:: Input data
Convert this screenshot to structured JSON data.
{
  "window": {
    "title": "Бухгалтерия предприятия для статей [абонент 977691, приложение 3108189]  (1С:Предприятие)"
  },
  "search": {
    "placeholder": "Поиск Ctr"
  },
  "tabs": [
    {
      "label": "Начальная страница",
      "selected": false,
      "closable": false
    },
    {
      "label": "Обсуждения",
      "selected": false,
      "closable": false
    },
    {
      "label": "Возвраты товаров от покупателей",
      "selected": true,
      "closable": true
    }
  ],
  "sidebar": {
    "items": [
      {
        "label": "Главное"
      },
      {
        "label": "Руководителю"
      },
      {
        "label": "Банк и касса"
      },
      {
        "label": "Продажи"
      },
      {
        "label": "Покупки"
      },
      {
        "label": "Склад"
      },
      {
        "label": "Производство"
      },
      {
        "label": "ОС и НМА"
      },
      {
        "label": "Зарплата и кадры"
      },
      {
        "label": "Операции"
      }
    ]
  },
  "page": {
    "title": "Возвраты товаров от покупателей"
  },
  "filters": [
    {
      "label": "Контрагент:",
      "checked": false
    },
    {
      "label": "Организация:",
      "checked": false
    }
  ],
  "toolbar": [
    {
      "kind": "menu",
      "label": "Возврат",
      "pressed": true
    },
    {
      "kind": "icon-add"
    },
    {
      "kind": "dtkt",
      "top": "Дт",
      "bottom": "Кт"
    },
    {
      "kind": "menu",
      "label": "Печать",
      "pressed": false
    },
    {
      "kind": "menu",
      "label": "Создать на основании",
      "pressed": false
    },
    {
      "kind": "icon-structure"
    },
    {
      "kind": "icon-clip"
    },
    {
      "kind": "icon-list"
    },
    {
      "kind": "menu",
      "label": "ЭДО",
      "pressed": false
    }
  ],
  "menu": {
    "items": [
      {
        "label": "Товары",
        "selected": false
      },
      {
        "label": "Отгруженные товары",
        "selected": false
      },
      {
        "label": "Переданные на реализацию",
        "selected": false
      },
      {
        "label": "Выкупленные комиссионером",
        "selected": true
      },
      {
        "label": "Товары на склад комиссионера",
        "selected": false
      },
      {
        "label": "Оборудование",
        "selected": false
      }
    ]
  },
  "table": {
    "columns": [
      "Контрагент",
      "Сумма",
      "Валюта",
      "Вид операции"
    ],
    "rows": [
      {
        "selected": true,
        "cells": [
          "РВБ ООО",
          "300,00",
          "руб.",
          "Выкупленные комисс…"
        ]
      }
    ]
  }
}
::::
:: Input data
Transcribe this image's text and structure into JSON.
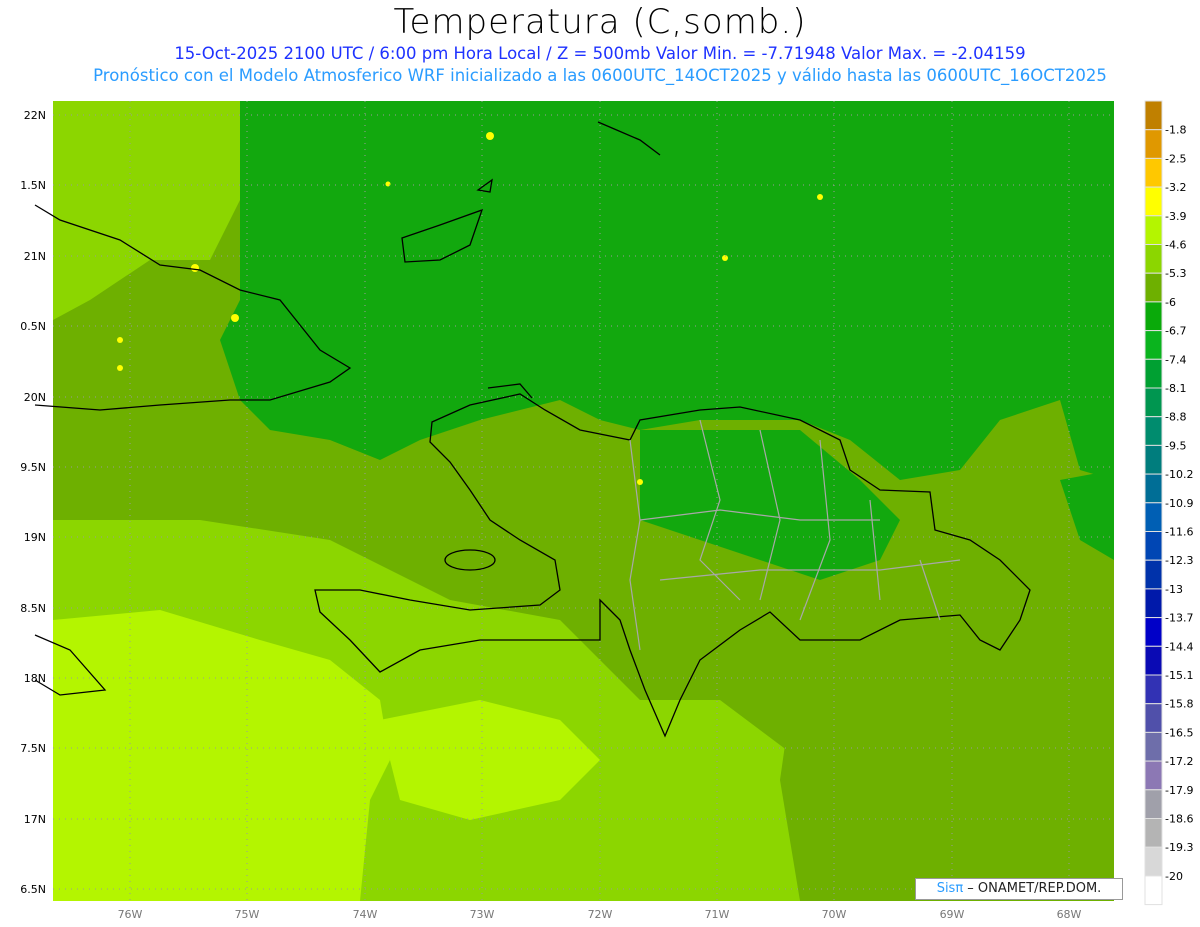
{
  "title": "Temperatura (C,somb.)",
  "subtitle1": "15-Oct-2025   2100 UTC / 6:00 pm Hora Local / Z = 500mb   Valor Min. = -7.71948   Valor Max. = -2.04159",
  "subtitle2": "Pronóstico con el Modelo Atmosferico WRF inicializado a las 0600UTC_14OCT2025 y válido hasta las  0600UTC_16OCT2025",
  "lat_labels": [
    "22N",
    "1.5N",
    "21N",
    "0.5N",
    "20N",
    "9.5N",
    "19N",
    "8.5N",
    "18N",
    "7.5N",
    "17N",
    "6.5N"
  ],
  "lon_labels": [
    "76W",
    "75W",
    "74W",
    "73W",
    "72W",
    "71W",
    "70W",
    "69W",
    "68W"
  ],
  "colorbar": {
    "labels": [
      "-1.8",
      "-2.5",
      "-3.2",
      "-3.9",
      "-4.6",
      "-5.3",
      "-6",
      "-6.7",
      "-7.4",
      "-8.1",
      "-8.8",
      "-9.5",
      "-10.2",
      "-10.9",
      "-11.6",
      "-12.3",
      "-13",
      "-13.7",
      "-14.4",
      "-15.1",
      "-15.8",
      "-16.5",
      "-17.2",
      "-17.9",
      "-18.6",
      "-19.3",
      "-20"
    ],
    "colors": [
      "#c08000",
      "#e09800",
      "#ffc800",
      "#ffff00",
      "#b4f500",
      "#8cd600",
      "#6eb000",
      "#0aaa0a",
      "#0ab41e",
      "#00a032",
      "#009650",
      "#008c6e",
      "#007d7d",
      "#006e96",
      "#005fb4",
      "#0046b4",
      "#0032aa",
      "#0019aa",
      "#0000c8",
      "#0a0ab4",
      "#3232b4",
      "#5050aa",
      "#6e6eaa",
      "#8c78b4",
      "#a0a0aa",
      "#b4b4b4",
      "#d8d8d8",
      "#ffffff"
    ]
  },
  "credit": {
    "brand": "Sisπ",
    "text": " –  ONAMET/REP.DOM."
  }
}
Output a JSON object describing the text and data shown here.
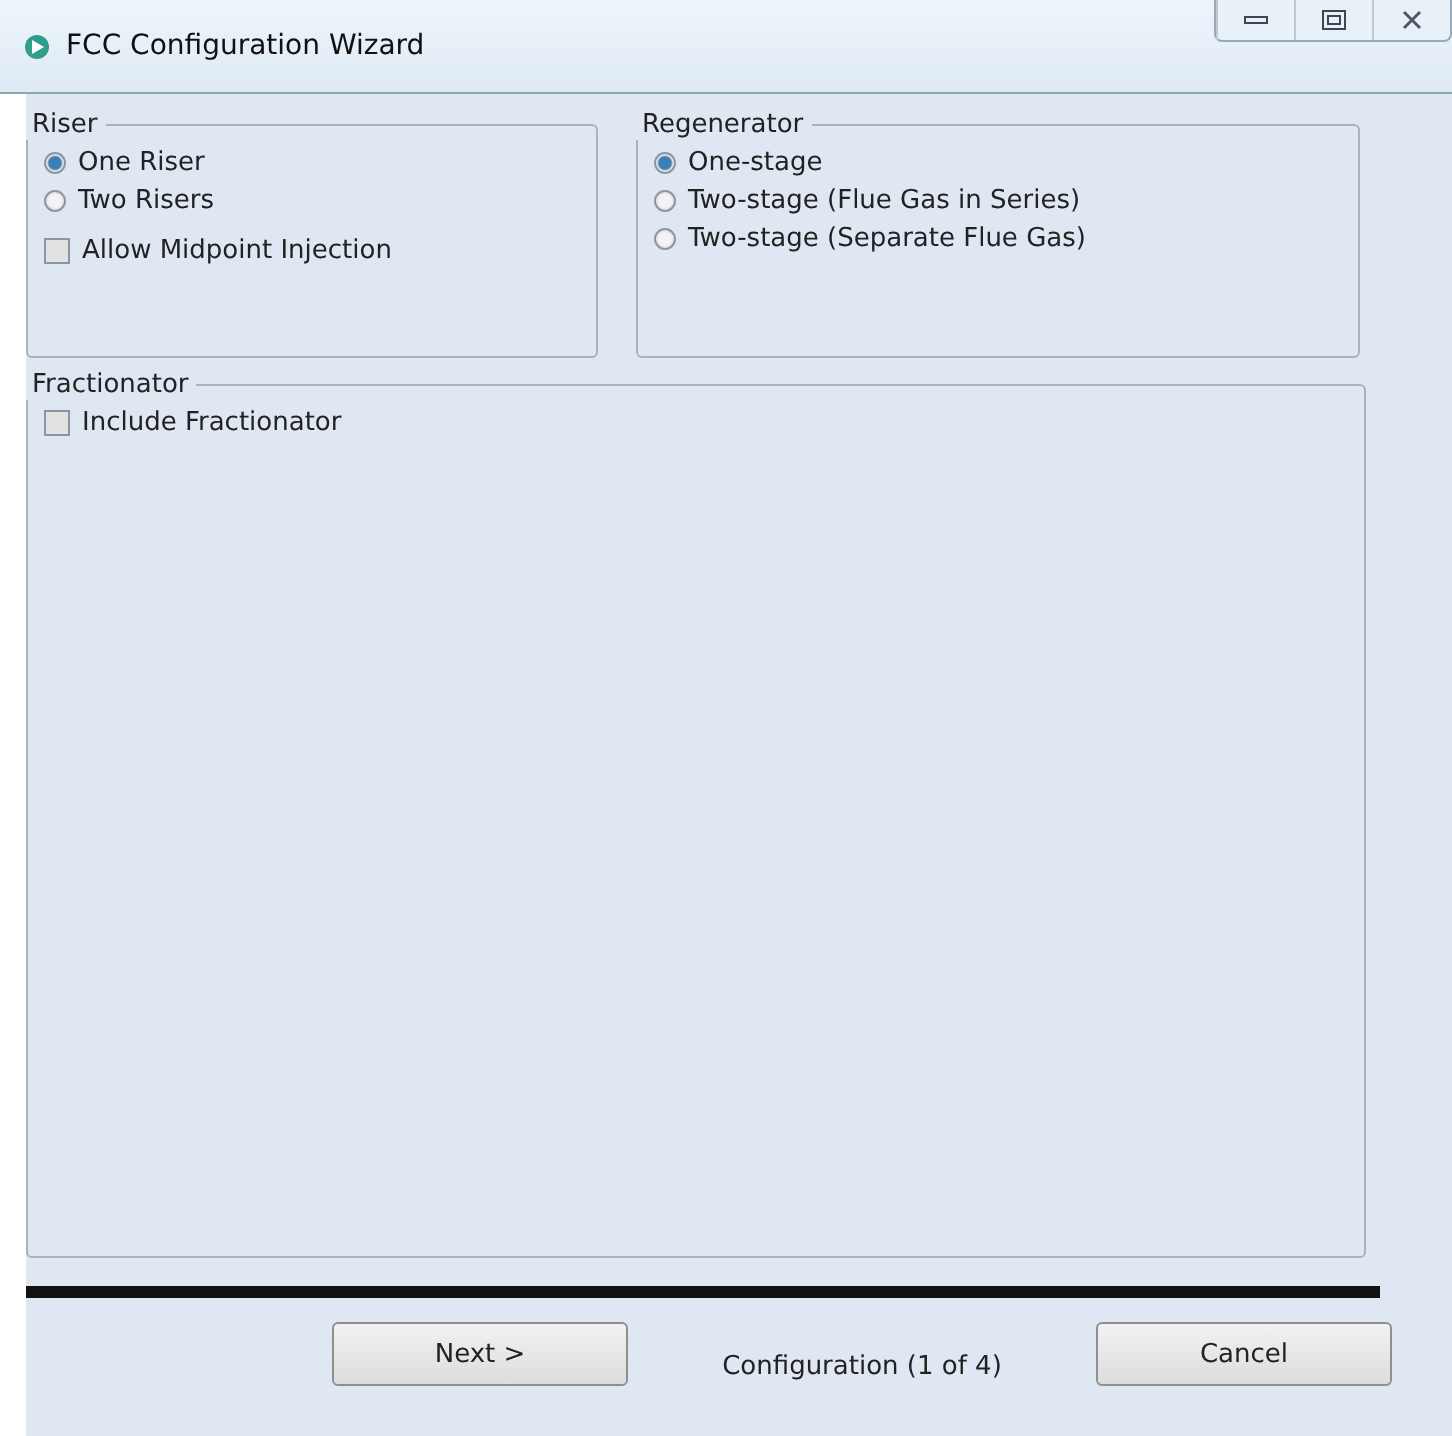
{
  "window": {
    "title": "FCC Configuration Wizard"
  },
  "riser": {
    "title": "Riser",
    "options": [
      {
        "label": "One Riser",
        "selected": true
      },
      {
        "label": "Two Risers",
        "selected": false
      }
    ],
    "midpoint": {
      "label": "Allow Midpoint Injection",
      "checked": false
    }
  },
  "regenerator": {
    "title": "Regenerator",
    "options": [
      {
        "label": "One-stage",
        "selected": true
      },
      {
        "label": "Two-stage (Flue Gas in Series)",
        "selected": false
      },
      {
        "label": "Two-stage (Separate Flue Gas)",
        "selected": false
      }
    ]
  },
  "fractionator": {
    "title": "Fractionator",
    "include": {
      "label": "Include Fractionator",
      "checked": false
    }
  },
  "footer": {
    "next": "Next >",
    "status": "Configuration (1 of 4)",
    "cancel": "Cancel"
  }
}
::::
:: Input data
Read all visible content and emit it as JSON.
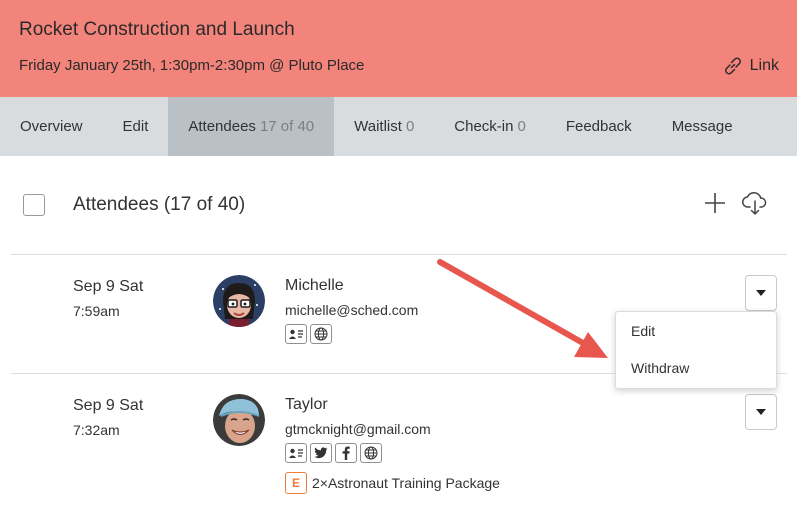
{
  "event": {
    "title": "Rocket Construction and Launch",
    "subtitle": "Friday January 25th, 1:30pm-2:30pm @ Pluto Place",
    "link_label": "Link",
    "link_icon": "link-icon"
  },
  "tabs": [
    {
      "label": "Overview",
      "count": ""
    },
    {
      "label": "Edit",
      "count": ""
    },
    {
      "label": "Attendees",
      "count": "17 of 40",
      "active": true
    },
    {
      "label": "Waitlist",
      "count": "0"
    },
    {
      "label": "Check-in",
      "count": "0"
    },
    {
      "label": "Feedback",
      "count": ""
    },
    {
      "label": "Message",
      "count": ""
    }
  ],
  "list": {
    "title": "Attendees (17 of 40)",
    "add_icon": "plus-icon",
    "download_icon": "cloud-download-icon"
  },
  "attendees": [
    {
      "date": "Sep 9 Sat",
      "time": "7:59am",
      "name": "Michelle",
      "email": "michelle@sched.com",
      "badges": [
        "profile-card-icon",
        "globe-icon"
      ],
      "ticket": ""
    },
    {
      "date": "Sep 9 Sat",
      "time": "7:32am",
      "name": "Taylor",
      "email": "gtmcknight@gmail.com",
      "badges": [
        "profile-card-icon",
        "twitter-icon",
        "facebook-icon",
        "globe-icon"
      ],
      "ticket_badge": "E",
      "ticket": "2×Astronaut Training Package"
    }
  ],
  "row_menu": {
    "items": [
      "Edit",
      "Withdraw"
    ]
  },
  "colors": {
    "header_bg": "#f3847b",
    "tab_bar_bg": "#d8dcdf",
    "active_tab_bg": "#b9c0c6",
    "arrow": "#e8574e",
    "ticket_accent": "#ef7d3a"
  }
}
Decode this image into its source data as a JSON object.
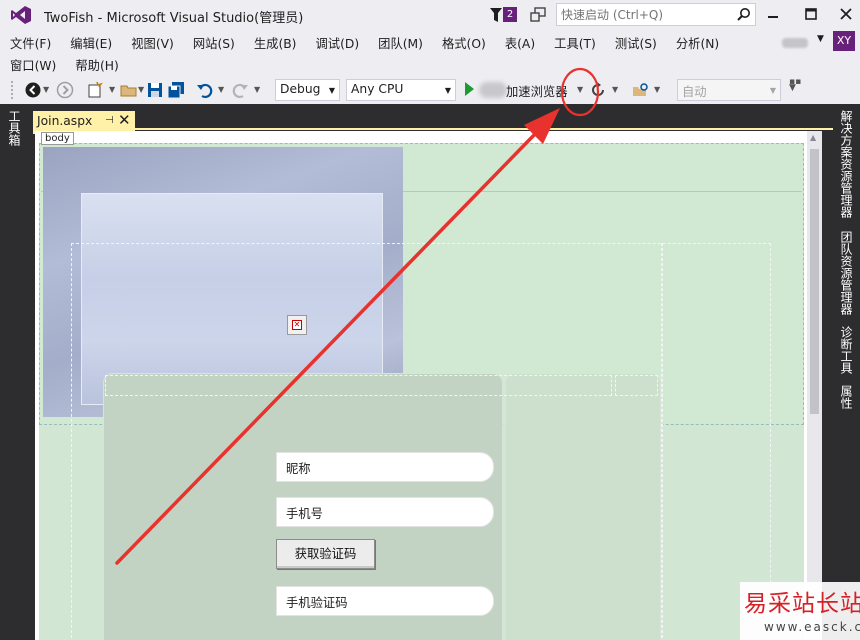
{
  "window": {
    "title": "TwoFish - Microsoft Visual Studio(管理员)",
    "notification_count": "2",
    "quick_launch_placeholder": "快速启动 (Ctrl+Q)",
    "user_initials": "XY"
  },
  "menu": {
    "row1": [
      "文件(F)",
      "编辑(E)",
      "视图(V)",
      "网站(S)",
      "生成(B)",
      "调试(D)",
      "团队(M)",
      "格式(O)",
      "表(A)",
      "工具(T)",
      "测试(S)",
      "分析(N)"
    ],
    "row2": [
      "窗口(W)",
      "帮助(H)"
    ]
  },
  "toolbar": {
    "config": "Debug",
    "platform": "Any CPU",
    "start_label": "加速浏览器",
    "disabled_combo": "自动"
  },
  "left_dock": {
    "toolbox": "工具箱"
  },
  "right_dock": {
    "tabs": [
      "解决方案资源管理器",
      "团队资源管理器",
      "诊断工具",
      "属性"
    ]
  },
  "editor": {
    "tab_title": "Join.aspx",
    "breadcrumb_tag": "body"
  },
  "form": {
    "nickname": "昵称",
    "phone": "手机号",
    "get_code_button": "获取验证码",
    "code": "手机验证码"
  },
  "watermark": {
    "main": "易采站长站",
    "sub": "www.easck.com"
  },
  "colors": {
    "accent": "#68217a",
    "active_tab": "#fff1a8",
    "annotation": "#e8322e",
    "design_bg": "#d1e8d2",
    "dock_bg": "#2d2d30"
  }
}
::::
Given request:
Search the records for the word "email" and copy every line where it occurs.

Exercise result:
      "email": "michelle@sched.com",
      "email": "gtmcknight@gmail.com",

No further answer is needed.